Copy every one of the following rows verbatim, without changing a single character.

--- start EXERCISE MATERIAL ---

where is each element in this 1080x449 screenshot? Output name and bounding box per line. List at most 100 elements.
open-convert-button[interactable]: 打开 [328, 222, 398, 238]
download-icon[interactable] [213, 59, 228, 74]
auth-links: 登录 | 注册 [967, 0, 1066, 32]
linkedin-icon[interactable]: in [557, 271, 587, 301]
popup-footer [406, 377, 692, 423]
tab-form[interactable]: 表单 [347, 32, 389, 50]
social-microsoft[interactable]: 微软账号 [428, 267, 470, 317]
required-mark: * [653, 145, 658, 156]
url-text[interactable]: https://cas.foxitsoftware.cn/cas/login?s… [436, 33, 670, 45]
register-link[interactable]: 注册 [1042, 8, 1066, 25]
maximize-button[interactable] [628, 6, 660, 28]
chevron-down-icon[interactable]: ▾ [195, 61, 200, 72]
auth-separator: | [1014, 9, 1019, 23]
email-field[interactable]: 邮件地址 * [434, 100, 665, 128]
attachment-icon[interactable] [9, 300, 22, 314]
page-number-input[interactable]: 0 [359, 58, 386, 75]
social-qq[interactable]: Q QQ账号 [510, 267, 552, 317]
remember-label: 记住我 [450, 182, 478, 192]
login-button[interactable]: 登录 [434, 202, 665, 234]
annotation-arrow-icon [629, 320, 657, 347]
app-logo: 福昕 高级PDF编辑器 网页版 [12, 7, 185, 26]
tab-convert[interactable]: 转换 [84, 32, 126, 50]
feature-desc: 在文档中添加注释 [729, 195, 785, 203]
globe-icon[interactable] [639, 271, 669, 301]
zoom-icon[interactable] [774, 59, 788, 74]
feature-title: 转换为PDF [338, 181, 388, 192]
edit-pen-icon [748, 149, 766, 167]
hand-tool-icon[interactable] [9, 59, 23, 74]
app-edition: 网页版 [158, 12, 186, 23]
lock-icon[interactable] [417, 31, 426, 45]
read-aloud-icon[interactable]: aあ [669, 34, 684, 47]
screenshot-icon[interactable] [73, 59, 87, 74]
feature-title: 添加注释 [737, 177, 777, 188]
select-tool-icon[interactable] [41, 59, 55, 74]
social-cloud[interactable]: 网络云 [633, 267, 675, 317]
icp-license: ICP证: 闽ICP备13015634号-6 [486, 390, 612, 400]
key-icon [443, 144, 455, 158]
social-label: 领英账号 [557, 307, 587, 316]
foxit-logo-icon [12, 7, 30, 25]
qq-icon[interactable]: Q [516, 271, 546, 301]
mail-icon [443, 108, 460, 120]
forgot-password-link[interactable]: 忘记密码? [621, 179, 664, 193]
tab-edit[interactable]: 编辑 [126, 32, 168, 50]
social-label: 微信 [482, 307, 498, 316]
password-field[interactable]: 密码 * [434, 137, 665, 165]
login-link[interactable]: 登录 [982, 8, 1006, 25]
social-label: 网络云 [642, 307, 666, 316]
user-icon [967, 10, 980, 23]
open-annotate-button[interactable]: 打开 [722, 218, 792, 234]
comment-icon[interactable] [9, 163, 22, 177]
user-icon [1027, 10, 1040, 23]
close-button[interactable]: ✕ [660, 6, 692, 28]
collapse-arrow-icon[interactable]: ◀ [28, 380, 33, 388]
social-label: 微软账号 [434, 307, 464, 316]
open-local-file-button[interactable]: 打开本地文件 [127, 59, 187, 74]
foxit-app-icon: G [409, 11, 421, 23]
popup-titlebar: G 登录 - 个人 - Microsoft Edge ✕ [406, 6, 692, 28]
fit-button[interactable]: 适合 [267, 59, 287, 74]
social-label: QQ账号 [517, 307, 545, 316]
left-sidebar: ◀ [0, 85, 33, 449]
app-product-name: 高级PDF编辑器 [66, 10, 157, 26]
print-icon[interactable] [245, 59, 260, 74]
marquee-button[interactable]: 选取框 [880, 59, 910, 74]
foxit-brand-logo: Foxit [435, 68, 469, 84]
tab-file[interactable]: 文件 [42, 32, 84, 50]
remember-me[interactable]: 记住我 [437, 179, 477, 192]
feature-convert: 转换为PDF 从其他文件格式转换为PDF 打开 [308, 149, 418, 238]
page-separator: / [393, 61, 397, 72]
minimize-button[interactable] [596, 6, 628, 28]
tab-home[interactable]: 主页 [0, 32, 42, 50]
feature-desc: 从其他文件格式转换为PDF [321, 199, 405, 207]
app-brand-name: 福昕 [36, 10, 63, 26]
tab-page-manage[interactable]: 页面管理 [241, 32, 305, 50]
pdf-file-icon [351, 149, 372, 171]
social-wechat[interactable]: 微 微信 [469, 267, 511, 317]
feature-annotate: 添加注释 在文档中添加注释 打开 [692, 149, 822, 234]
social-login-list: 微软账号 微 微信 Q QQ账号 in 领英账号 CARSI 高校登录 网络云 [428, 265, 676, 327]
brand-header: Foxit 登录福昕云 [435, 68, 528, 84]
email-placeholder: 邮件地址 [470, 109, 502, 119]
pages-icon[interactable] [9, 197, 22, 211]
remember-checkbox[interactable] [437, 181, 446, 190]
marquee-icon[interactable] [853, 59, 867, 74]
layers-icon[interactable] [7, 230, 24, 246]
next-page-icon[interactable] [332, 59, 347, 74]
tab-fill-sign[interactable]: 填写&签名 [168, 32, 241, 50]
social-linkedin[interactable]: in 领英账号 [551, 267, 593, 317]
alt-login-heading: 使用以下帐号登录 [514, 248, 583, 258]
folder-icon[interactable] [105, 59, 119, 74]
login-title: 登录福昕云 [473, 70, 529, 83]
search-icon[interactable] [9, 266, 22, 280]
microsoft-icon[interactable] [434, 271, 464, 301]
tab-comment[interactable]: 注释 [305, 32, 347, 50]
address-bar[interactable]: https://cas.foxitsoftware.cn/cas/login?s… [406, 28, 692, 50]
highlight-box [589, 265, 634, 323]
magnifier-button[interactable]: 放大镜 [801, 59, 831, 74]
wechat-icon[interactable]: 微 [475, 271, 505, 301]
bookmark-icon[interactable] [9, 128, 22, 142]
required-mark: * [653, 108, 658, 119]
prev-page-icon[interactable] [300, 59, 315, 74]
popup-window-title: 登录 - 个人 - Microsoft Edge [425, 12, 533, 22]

--- end EXERCISE MATERIAL ---

=== THE ANSWER ===
where is each element in this 1080x449 screenshot? Output name and bounding box per line. List at most 100 elements.
open-convert-button[interactable]: 打开 [328, 222, 398, 238]
download-icon[interactable] [213, 59, 228, 74]
auth-links: 登录 | 注册 [967, 0, 1066, 32]
linkedin-icon[interactable]: in [557, 271, 587, 301]
popup-footer [406, 377, 692, 423]
tab-form[interactable]: 表单 [347, 32, 389, 50]
social-microsoft[interactable]: 微软账号 [428, 267, 470, 317]
required-mark: * [653, 145, 658, 156]
url-text[interactable]: https://cas.foxitsoftware.cn/cas/login?s… [436, 33, 670, 45]
register-link[interactable]: 注册 [1042, 8, 1066, 25]
maximize-button[interactable] [628, 6, 660, 28]
chevron-down-icon[interactable]: ▾ [195, 61, 200, 72]
auth-separator: | [1014, 9, 1019, 23]
email-field[interactable]: 邮件地址 * [434, 100, 665, 128]
attachment-icon[interactable] [9, 300, 22, 314]
page-number-input[interactable]: 0 [359, 58, 386, 75]
social-qq[interactable]: Q QQ账号 [510, 267, 552, 317]
remember-label: 记住我 [450, 182, 478, 192]
login-button[interactable]: 登录 [434, 202, 665, 234]
annotation-arrow-icon [629, 320, 657, 347]
app-logo: 福昕 高级PDF编辑器 网页版 [12, 7, 185, 26]
tab-convert[interactable]: 转换 [84, 32, 126, 50]
feature-desc: 在文档中添加注释 [729, 195, 785, 203]
globe-icon[interactable] [639, 271, 669, 301]
zoom-icon[interactable] [774, 59, 788, 74]
feature-title: 转换为PDF [338, 181, 388, 192]
edit-pen-icon [748, 149, 766, 167]
hand-tool-icon[interactable] [9, 59, 23, 74]
app-edition: 网页版 [158, 12, 186, 23]
lock-icon[interactable] [417, 31, 426, 45]
read-aloud-icon[interactable]: aあ [669, 34, 684, 47]
screenshot-icon[interactable] [73, 59, 87, 74]
feature-title: 添加注释 [737, 177, 777, 188]
select-tool-icon[interactable] [41, 59, 55, 74]
social-cloud[interactable]: 网络云 [633, 267, 675, 317]
icp-license: ICP证: 闽ICP备13015634号-6 [486, 390, 612, 400]
key-icon [443, 144, 455, 158]
social-label: 领英账号 [557, 307, 587, 316]
foxit-logo-icon [12, 7, 30, 25]
qq-icon[interactable]: Q [516, 271, 546, 301]
mail-icon [443, 108, 460, 120]
forgot-password-link[interactable]: 忘记密码? [621, 179, 664, 193]
tab-edit[interactable]: 编辑 [126, 32, 168, 50]
social-label: 微信 [482, 307, 498, 316]
password-field[interactable]: 密码 * [434, 137, 665, 165]
login-link[interactable]: 登录 [982, 8, 1006, 25]
social-label: 网络云 [642, 307, 666, 316]
user-icon [967, 10, 980, 23]
open-annotate-button[interactable]: 打开 [722, 218, 792, 234]
comment-icon[interactable] [9, 163, 22, 177]
user-icon [1027, 10, 1040, 23]
close-button[interactable]: ✕ [660, 6, 692, 28]
collapse-arrow-icon[interactable]: ◀ [28, 380, 33, 388]
social-label: 微软账号 [434, 307, 464, 316]
open-local-file-button[interactable]: 打开本地文件 [127, 59, 187, 74]
foxit-app-icon: G [409, 11, 421, 23]
popup-titlebar: G 登录 - 个人 - Microsoft Edge ✕ [406, 6, 692, 28]
fit-button[interactable]: 适合 [267, 59, 287, 74]
social-label: QQ账号 [517, 307, 545, 316]
left-sidebar: ◀ [0, 85, 33, 449]
app-product-name: 高级PDF编辑器 [66, 10, 157, 26]
print-icon[interactable] [245, 59, 260, 74]
marquee-button[interactable]: 选取框 [880, 59, 910, 74]
foxit-brand-logo: Foxit [435, 68, 469, 84]
tab-file[interactable]: 文件 [42, 32, 84, 50]
remember-me[interactable]: 记住我 [437, 179, 477, 192]
feature-convert: 转换为PDF 从其他文件格式转换为PDF 打开 [308, 149, 418, 238]
page-separator: / [393, 61, 397, 72]
minimize-button[interactable] [596, 6, 628, 28]
tab-home[interactable]: 主页 [0, 32, 42, 50]
feature-desc: 从其他文件格式转换为PDF [321, 199, 405, 207]
app-brand-name: 福昕 [36, 10, 63, 26]
tab-page-manage[interactable]: 页面管理 [241, 32, 305, 50]
pdf-file-icon [351, 149, 372, 171]
social-wechat[interactable]: 微 微信 [469, 267, 511, 317]
feature-annotate: 添加注释 在文档中添加注释 打开 [692, 149, 822, 234]
social-login-list: 微软账号 微 微信 Q QQ账号 in 领英账号 CARSI 高校登录 网络云 [428, 265, 676, 327]
brand-header: Foxit 登录福昕云 [435, 68, 528, 84]
email-placeholder: 邮件地址 [470, 109, 502, 119]
pages-icon[interactable] [9, 197, 22, 211]
remember-checkbox[interactable] [437, 181, 446, 190]
marquee-icon[interactable] [853, 59, 867, 74]
layers-icon[interactable] [7, 230, 24, 246]
next-page-icon[interactable] [332, 59, 347, 74]
tab-fill-sign[interactable]: 填写&签名 [168, 32, 241, 50]
social-linkedin[interactable]: in 领英账号 [551, 267, 593, 317]
alt-login-heading: 使用以下帐号登录 [514, 248, 583, 258]
folder-icon[interactable] [105, 59, 119, 74]
login-title: 登录福昕云 [473, 70, 529, 83]
search-icon[interactable] [9, 266, 22, 280]
microsoft-icon[interactable] [434, 271, 464, 301]
tab-comment[interactable]: 注释 [305, 32, 347, 50]
address-bar[interactable]: https://cas.foxitsoftware.cn/cas/login?s… [406, 28, 692, 50]
highlight-box [589, 265, 634, 323]
magnifier-button[interactable]: 放大镜 [801, 59, 831, 74]
wechat-icon[interactable]: 微 [475, 271, 505, 301]
bookmark-icon[interactable] [9, 128, 22, 142]
required-mark: * [653, 108, 658, 119]
prev-page-icon[interactable] [300, 59, 315, 74]
popup-window-title: 登录 - 个人 - Microsoft Edge [425, 12, 533, 22]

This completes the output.